EXERCISE MATERIALS:
<<<<

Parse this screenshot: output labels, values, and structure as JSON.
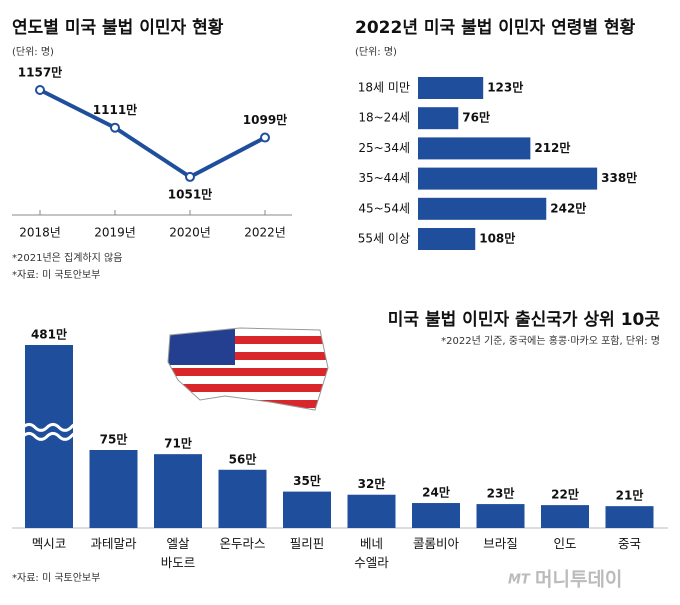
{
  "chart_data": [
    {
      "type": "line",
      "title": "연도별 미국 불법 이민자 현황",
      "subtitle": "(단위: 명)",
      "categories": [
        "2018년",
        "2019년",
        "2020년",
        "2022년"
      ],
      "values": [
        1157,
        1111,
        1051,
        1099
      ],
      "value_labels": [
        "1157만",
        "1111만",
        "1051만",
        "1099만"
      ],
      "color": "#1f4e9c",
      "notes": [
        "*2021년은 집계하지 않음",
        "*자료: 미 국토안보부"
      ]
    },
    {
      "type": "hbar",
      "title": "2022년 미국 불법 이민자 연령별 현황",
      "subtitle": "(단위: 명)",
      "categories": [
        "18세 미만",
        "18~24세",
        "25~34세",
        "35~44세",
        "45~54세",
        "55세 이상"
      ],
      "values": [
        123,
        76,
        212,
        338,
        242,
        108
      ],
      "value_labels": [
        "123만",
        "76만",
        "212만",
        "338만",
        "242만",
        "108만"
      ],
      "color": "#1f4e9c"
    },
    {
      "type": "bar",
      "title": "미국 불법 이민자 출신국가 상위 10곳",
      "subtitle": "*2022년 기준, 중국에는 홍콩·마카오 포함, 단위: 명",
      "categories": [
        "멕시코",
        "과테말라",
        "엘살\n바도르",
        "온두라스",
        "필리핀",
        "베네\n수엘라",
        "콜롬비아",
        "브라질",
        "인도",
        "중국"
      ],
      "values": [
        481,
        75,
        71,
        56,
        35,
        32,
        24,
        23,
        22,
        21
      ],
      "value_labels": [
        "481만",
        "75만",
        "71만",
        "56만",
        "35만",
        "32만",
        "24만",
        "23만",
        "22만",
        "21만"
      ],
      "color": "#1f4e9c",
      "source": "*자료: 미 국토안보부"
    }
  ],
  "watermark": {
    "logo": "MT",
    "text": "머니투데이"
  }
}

>>>>

THE EXERCISE:
Without the pictures, return all the records precisely as they stand.

THE ANSWER:
Parse this screenshot: output labels, values, and structure as JSON.
{
  "chart_data": [
    {
      "type": "line",
      "title": "연도별 미국 불법 이민자 현황",
      "subtitle": "(단위: 명)",
      "categories": [
        "2018년",
        "2019년",
        "2020년",
        "2022년"
      ],
      "values": [
        1157,
        1111,
        1051,
        1099
      ],
      "value_labels": [
        "1157만",
        "1111만",
        "1051만",
        "1099만"
      ],
      "color": "#1f4e9c",
      "notes": [
        "*2021년은 집계하지 않음",
        "*자료: 미 국토안보부"
      ]
    },
    {
      "type": "hbar",
      "title": "2022년 미국 불법 이민자 연령별 현황",
      "subtitle": "(단위: 명)",
      "categories": [
        "18세 미만",
        "18~24세",
        "25~34세",
        "35~44세",
        "45~54세",
        "55세 이상"
      ],
      "values": [
        123,
        76,
        212,
        338,
        242,
        108
      ],
      "value_labels": [
        "123만",
        "76만",
        "212만",
        "338만",
        "242만",
        "108만"
      ],
      "color": "#1f4e9c"
    },
    {
      "type": "bar",
      "title": "미국 불법 이민자 출신국가 상위 10곳",
      "subtitle": "*2022년 기준, 중국에는 홍콩·마카오 포함, 단위: 명",
      "categories": [
        "멕시코",
        "과테말라",
        "엘살\n바도르",
        "온두라스",
        "필리핀",
        "베네\n수엘라",
        "콜롬비아",
        "브라질",
        "인도",
        "중국"
      ],
      "values": [
        481,
        75,
        71,
        56,
        35,
        32,
        24,
        23,
        22,
        21
      ],
      "value_labels": [
        "481만",
        "75만",
        "71만",
        "56만",
        "35만",
        "32만",
        "24만",
        "23만",
        "22만",
        "21만"
      ],
      "color": "#1f4e9c",
      "source": "*자료: 미 국토안보부"
    }
  ],
  "watermark": {
    "logo": "MT",
    "text": "머니투데이"
  }
}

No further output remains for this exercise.